##### Material for this exercise

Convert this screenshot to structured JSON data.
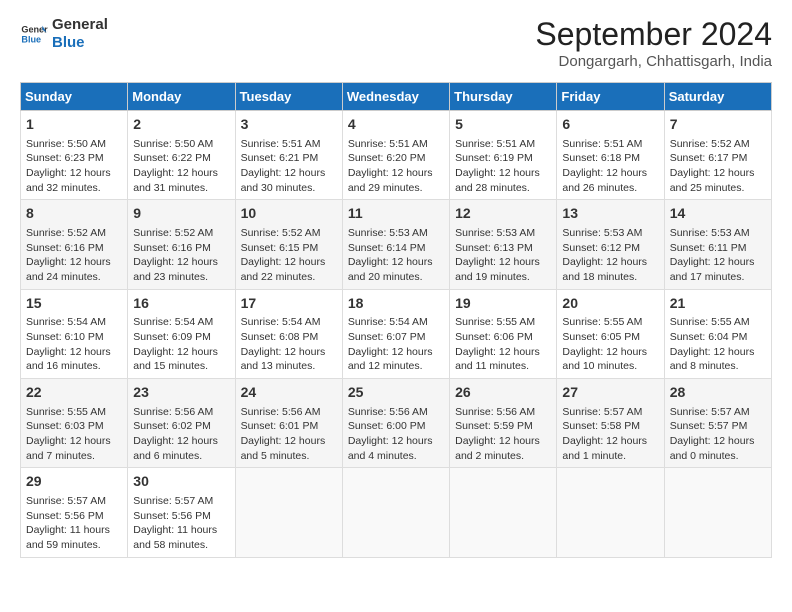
{
  "header": {
    "logo_line1": "General",
    "logo_line2": "Blue",
    "month": "September 2024",
    "location": "Dongargarh, Chhattisgarh, India"
  },
  "days_of_week": [
    "Sunday",
    "Monday",
    "Tuesday",
    "Wednesday",
    "Thursday",
    "Friday",
    "Saturday"
  ],
  "weeks": [
    [
      {
        "day": "1",
        "info": "Sunrise: 5:50 AM\nSunset: 6:23 PM\nDaylight: 12 hours\nand 32 minutes."
      },
      {
        "day": "2",
        "info": "Sunrise: 5:50 AM\nSunset: 6:22 PM\nDaylight: 12 hours\nand 31 minutes."
      },
      {
        "day": "3",
        "info": "Sunrise: 5:51 AM\nSunset: 6:21 PM\nDaylight: 12 hours\nand 30 minutes."
      },
      {
        "day": "4",
        "info": "Sunrise: 5:51 AM\nSunset: 6:20 PM\nDaylight: 12 hours\nand 29 minutes."
      },
      {
        "day": "5",
        "info": "Sunrise: 5:51 AM\nSunset: 6:19 PM\nDaylight: 12 hours\nand 28 minutes."
      },
      {
        "day": "6",
        "info": "Sunrise: 5:51 AM\nSunset: 6:18 PM\nDaylight: 12 hours\nand 26 minutes."
      },
      {
        "day": "7",
        "info": "Sunrise: 5:52 AM\nSunset: 6:17 PM\nDaylight: 12 hours\nand 25 minutes."
      }
    ],
    [
      {
        "day": "8",
        "info": "Sunrise: 5:52 AM\nSunset: 6:16 PM\nDaylight: 12 hours\nand 24 minutes."
      },
      {
        "day": "9",
        "info": "Sunrise: 5:52 AM\nSunset: 6:16 PM\nDaylight: 12 hours\nand 23 minutes."
      },
      {
        "day": "10",
        "info": "Sunrise: 5:52 AM\nSunset: 6:15 PM\nDaylight: 12 hours\nand 22 minutes."
      },
      {
        "day": "11",
        "info": "Sunrise: 5:53 AM\nSunset: 6:14 PM\nDaylight: 12 hours\nand 20 minutes."
      },
      {
        "day": "12",
        "info": "Sunrise: 5:53 AM\nSunset: 6:13 PM\nDaylight: 12 hours\nand 19 minutes."
      },
      {
        "day": "13",
        "info": "Sunrise: 5:53 AM\nSunset: 6:12 PM\nDaylight: 12 hours\nand 18 minutes."
      },
      {
        "day": "14",
        "info": "Sunrise: 5:53 AM\nSunset: 6:11 PM\nDaylight: 12 hours\nand 17 minutes."
      }
    ],
    [
      {
        "day": "15",
        "info": "Sunrise: 5:54 AM\nSunset: 6:10 PM\nDaylight: 12 hours\nand 16 minutes."
      },
      {
        "day": "16",
        "info": "Sunrise: 5:54 AM\nSunset: 6:09 PM\nDaylight: 12 hours\nand 15 minutes."
      },
      {
        "day": "17",
        "info": "Sunrise: 5:54 AM\nSunset: 6:08 PM\nDaylight: 12 hours\nand 13 minutes."
      },
      {
        "day": "18",
        "info": "Sunrise: 5:54 AM\nSunset: 6:07 PM\nDaylight: 12 hours\nand 12 minutes."
      },
      {
        "day": "19",
        "info": "Sunrise: 5:55 AM\nSunset: 6:06 PM\nDaylight: 12 hours\nand 11 minutes."
      },
      {
        "day": "20",
        "info": "Sunrise: 5:55 AM\nSunset: 6:05 PM\nDaylight: 12 hours\nand 10 minutes."
      },
      {
        "day": "21",
        "info": "Sunrise: 5:55 AM\nSunset: 6:04 PM\nDaylight: 12 hours\nand 8 minutes."
      }
    ],
    [
      {
        "day": "22",
        "info": "Sunrise: 5:55 AM\nSunset: 6:03 PM\nDaylight: 12 hours\nand 7 minutes."
      },
      {
        "day": "23",
        "info": "Sunrise: 5:56 AM\nSunset: 6:02 PM\nDaylight: 12 hours\nand 6 minutes."
      },
      {
        "day": "24",
        "info": "Sunrise: 5:56 AM\nSunset: 6:01 PM\nDaylight: 12 hours\nand 5 minutes."
      },
      {
        "day": "25",
        "info": "Sunrise: 5:56 AM\nSunset: 6:00 PM\nDaylight: 12 hours\nand 4 minutes."
      },
      {
        "day": "26",
        "info": "Sunrise: 5:56 AM\nSunset: 5:59 PM\nDaylight: 12 hours\nand 2 minutes."
      },
      {
        "day": "27",
        "info": "Sunrise: 5:57 AM\nSunset: 5:58 PM\nDaylight: 12 hours\nand 1 minute."
      },
      {
        "day": "28",
        "info": "Sunrise: 5:57 AM\nSunset: 5:57 PM\nDaylight: 12 hours\nand 0 minutes."
      }
    ],
    [
      {
        "day": "29",
        "info": "Sunrise: 5:57 AM\nSunset: 5:56 PM\nDaylight: 11 hours\nand 59 minutes."
      },
      {
        "day": "30",
        "info": "Sunrise: 5:57 AM\nSunset: 5:56 PM\nDaylight: 11 hours\nand 58 minutes."
      },
      {
        "day": "",
        "info": ""
      },
      {
        "day": "",
        "info": ""
      },
      {
        "day": "",
        "info": ""
      },
      {
        "day": "",
        "info": ""
      },
      {
        "day": "",
        "info": ""
      }
    ]
  ],
  "colors": {
    "header_bg": "#1a6fba",
    "accent": "#1a6fba"
  }
}
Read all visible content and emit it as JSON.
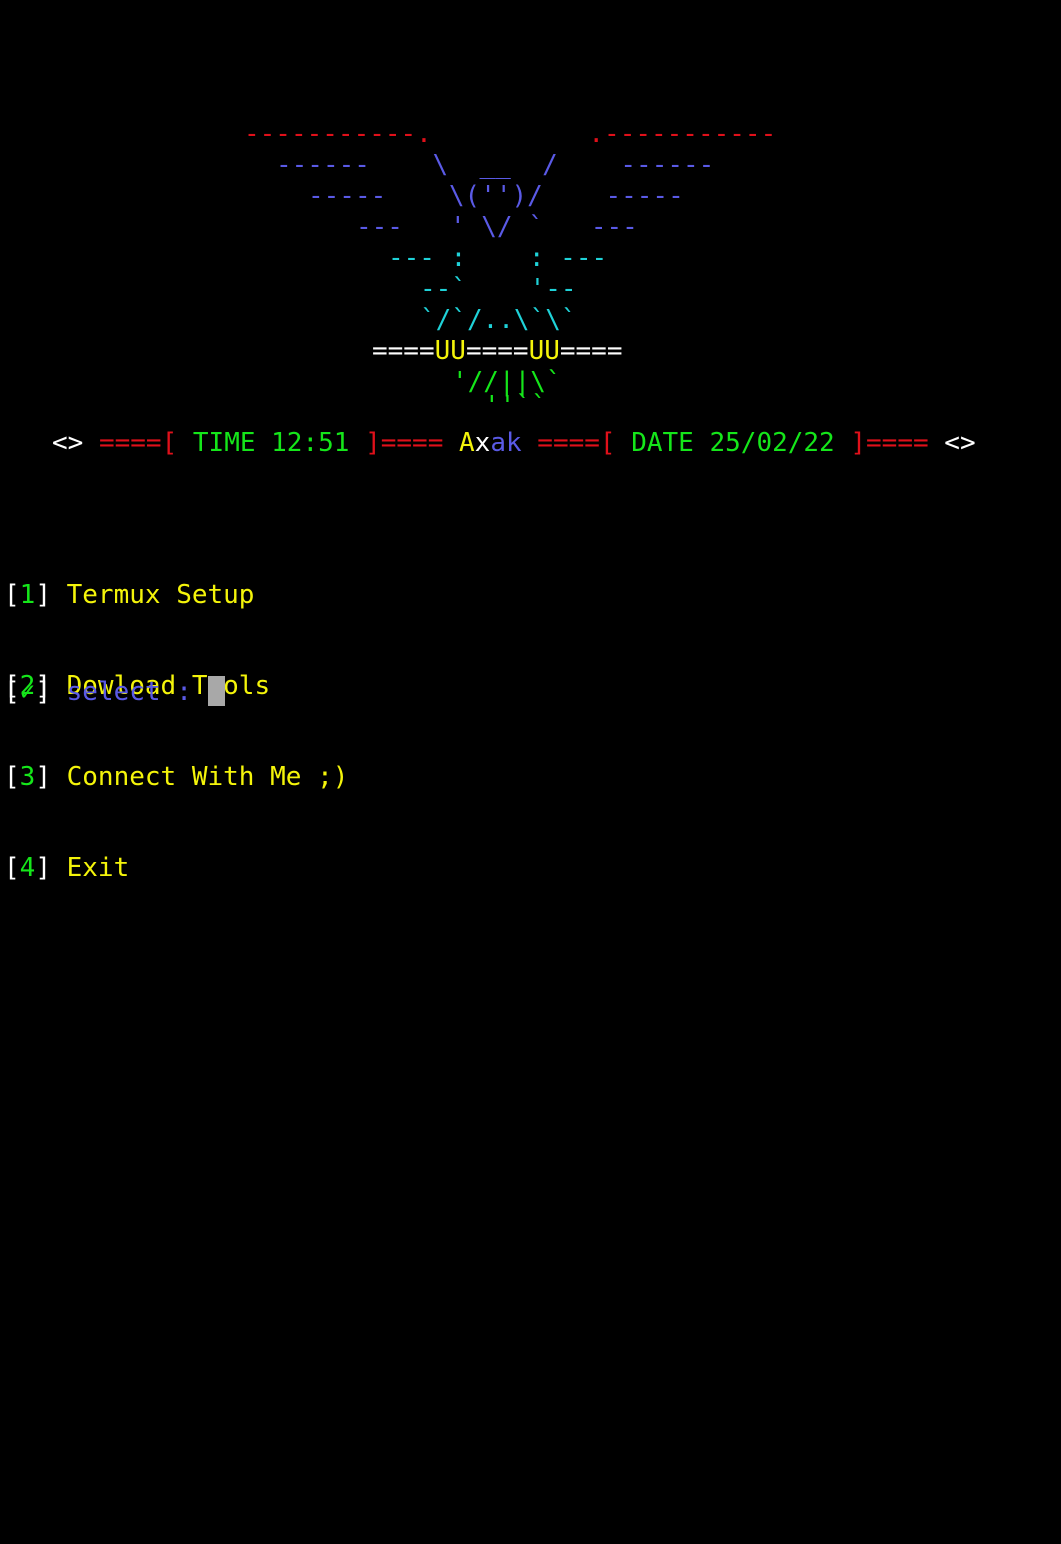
{
  "art": {
    "wing_top_left": "-----------.",
    "wing_top_right": ".-----------",
    "row2_left": "------",
    "row2_mid": "\\  __  /",
    "row2_right": "------",
    "row3_left": "-----",
    "row3_mid": "\\('')/",
    "row3_right": "-----",
    "row4_left": "---",
    "row4_mid": "' \\/ `",
    "row4_right": "---",
    "row5": "--- :    : ---",
    "row6": "--`    '--",
    "row7": "`/`/..\\`\\`",
    "row8_a": "====",
    "row8_b": "UU",
    "row8_c": "====",
    "row8_d": "UU",
    "row8_e": "====",
    "row9": "'//||\\`",
    "row10": "''``"
  },
  "status": {
    "left_marker": "<>",
    "time_open": "====[ ",
    "time_text": "TIME 12:51",
    "time_close": " ]====",
    "name_a": "A",
    "name_x": "x",
    "name_ak": "ak",
    "date_open": "====[ ",
    "date_text": "DATE 25/02/22",
    "date_close": " ]====",
    "right_marker": "<>"
  },
  "menu": {
    "items": [
      {
        "num": "1",
        "label": "Termux Setup"
      },
      {
        "num": "2",
        "label": "Dowload Tools"
      },
      {
        "num": "3",
        "label": "Connect With Me ;)"
      },
      {
        "num": "4",
        "label": "Exit"
      }
    ]
  },
  "prompt": {
    "mark": "✓",
    "label": "select : "
  },
  "colors": {
    "background": "#000000",
    "red": "#e0101a",
    "blue": "#5a5ae6",
    "cyan": "#1fd2d8",
    "yellow": "#f4f40a",
    "green": "#15e61a",
    "white": "#ffffff",
    "cursor": "#a8a8a8"
  }
}
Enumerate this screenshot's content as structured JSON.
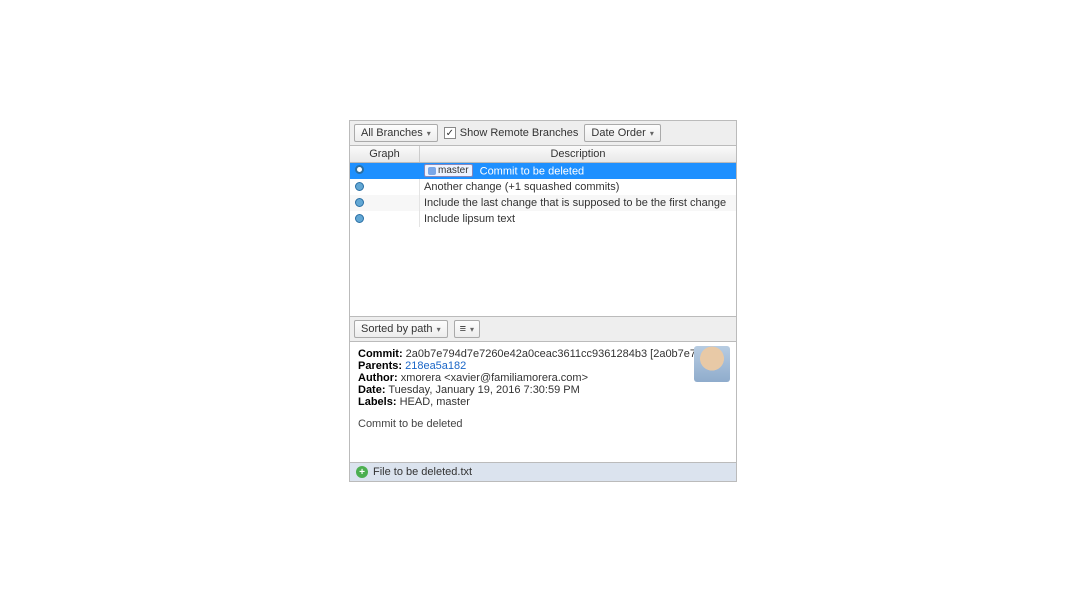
{
  "toolbar": {
    "branches_filter": "All Branches",
    "show_remote_label": "Show Remote Branches",
    "show_remote_checked": true,
    "order": "Date Order"
  },
  "columns": {
    "graph": "Graph",
    "description": "Description"
  },
  "commits": [
    {
      "description": "Commit to be deleted",
      "branch_tag": "master",
      "selected": true,
      "head": true
    },
    {
      "description": "Another change (+1 squashed commits)"
    },
    {
      "description": "Include the last change that is supposed to be the first change"
    },
    {
      "description": "Include lipsum text"
    }
  ],
  "lowbar": {
    "sort": "Sorted by path"
  },
  "details": {
    "commit_label": "Commit:",
    "commit_hash": "2a0b7e794d7e7260e42a0ceac3611cc9361284b3 [2a0b7e7]",
    "parents_label": "Parents:",
    "parents_link": "218ea5a182",
    "author_label": "Author:",
    "author_value": "xmorera <xavier@familiamorera.com>",
    "date_label": "Date:",
    "date_value": "Tuesday, January 19, 2016 7:30:59 PM",
    "labels_label": "Labels:",
    "labels_value": "HEAD, master",
    "message": "Commit to be deleted"
  },
  "files": [
    {
      "name": "File to be deleted.txt"
    }
  ]
}
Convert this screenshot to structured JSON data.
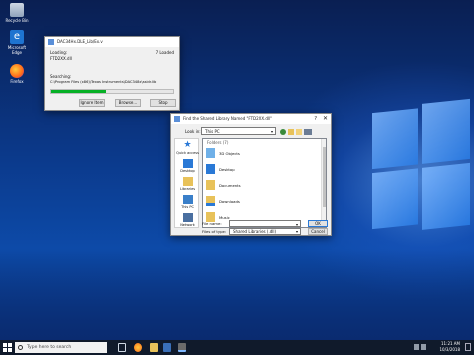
{
  "desktop": {
    "icons": [
      {
        "name": "recycle-bin-icon",
        "label": "Recycle Bin"
      },
      {
        "name": "edge-icon",
        "label": "Microsoft Edge"
      },
      {
        "name": "firefox-icon",
        "label": "Firefox"
      }
    ]
  },
  "loader": {
    "title": "DAC34Hx.DLE_Lib/Ex.v",
    "loading_label": "Loading:",
    "loading_file": "FTD2XX.dll",
    "loading_status": "7 Loaded",
    "searching_label": "Searching:",
    "searching_path": "C:\\Program Files (x86)\\Texas Instruments\\DAC348x\\ssidr.lib",
    "progress": 0.45,
    "buttons": {
      "ignore": "Ignore Item",
      "browse": "Browse...",
      "stop": "Stop"
    }
  },
  "find_dialog": {
    "title": "Find the Shared Library Named \"FTD2XX.dll\"",
    "help": "?",
    "close": "✕",
    "look_in_label": "Look in:",
    "look_in_value": "This PC",
    "folders_header": "Folders (7)",
    "places": [
      "Quick access",
      "Desktop",
      "Libraries",
      "This PC",
      "Network"
    ],
    "files": [
      "3D Objects",
      "Desktop",
      "Documents",
      "Downloads",
      "Music"
    ],
    "file_name_label": "File name:",
    "file_name_value": "",
    "files_of_type_label": "Files of type:",
    "files_of_type_value": "Shared Libraries (.dll)",
    "ok_label": "OK",
    "cancel_label": "Cancel"
  },
  "taskbar": {
    "search_placeholder": "Type here to search",
    "time": "11:21 AM",
    "date": "10/3/2018"
  }
}
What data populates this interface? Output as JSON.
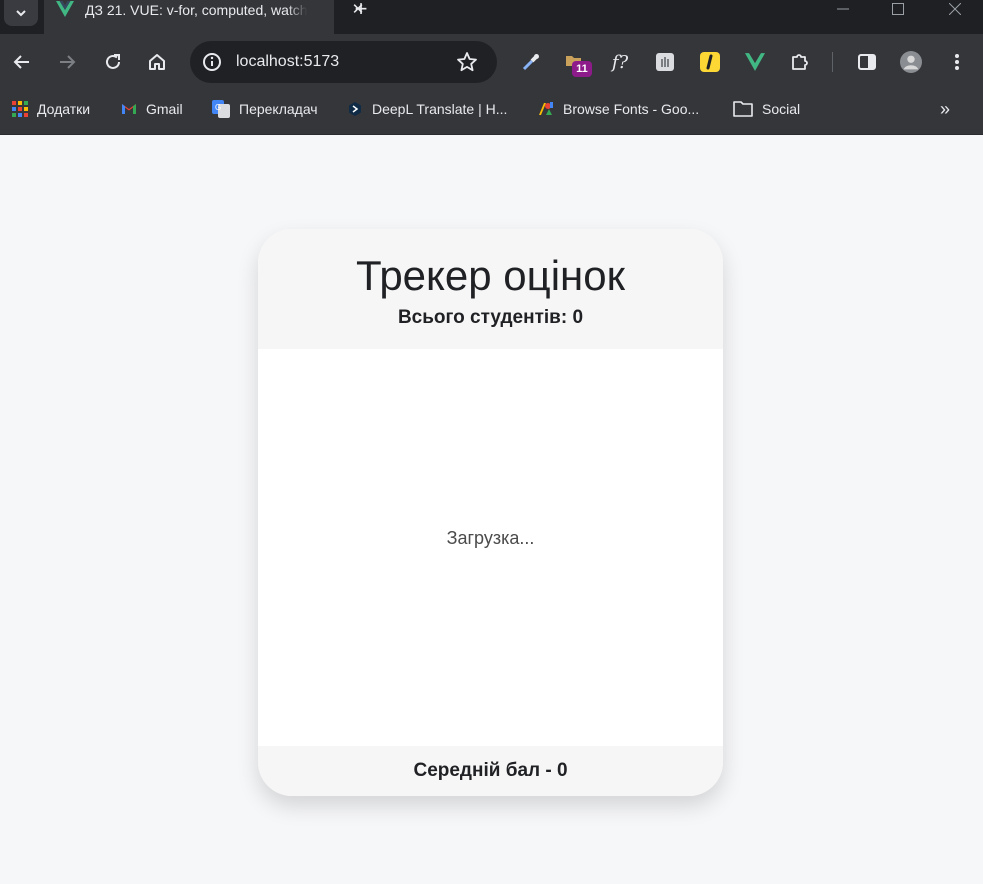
{
  "browser": {
    "tab": {
      "title": "ДЗ 21. VUE: v-for, computed, watch",
      "close": "✕"
    },
    "new_tab": "+",
    "address": {
      "url": "localhost:5173"
    },
    "extensions": {
      "badge_count": "11",
      "f_label": "f?"
    },
    "bookmarks": [
      {
        "label": "Додатки"
      },
      {
        "label": "Gmail"
      },
      {
        "label": "Перекладач"
      },
      {
        "label": "DeepL Translate | H..."
      },
      {
        "label": "Browse Fonts - Goo..."
      },
      {
        "label": "Social"
      }
    ],
    "bookmarks_more": "»"
  },
  "app": {
    "title": "Трекер оцінок",
    "subtitle": "Всього студентів: 0",
    "loading": "Загрузка...",
    "footer": "Середній бал - 0"
  },
  "colors": {
    "accent_vue": "#41b883",
    "page_bg": "#f6f7f9",
    "chrome_dark": "#35363a"
  }
}
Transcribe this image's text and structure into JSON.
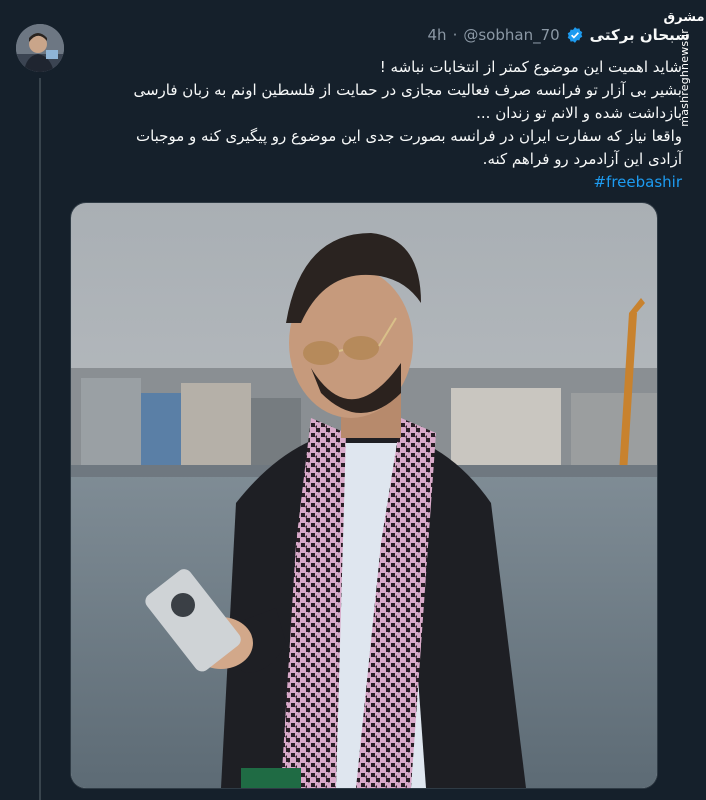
{
  "tweet": {
    "author_name": "سبحان برکتی",
    "handle": "@sobhan_70",
    "separator": "·",
    "time": "4h",
    "lines": [
      "شاید اهمیت این موضوع کمتر از انتخابات نباشه !",
      "بشیر بی آزار تو فرانسه صرف فعالیت مجازی در حمایت از فلسطین اونم به زبان فارسی",
      "بازداشت شده و الانم تو زندان ...",
      "واقعا نیاز که سفارت ایران در فرانسه بصورت جدی این موضوع رو پیگیری کنه و موجبات",
      "آزادی این آزادمرد رو فراهم کنه."
    ],
    "hashtag": "#freebashir"
  },
  "watermark": {
    "logo": "مشرق",
    "site": "mashreghnews.ir"
  },
  "colors": {
    "background": "#15202b",
    "text": "#f7f9f9",
    "muted": "#8b98a5",
    "link": "#1d9bf0",
    "verified": "#1d9bf0"
  },
  "icons": {
    "verified": "verified-badge-icon",
    "avatar": "avatar"
  }
}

##########

Task goal:
Gather all lines from the records above in which "Libraries" appears.

Completed exercise:
      "Libraries",
    "files_of_type_value": "Shared Libraries (.dll)",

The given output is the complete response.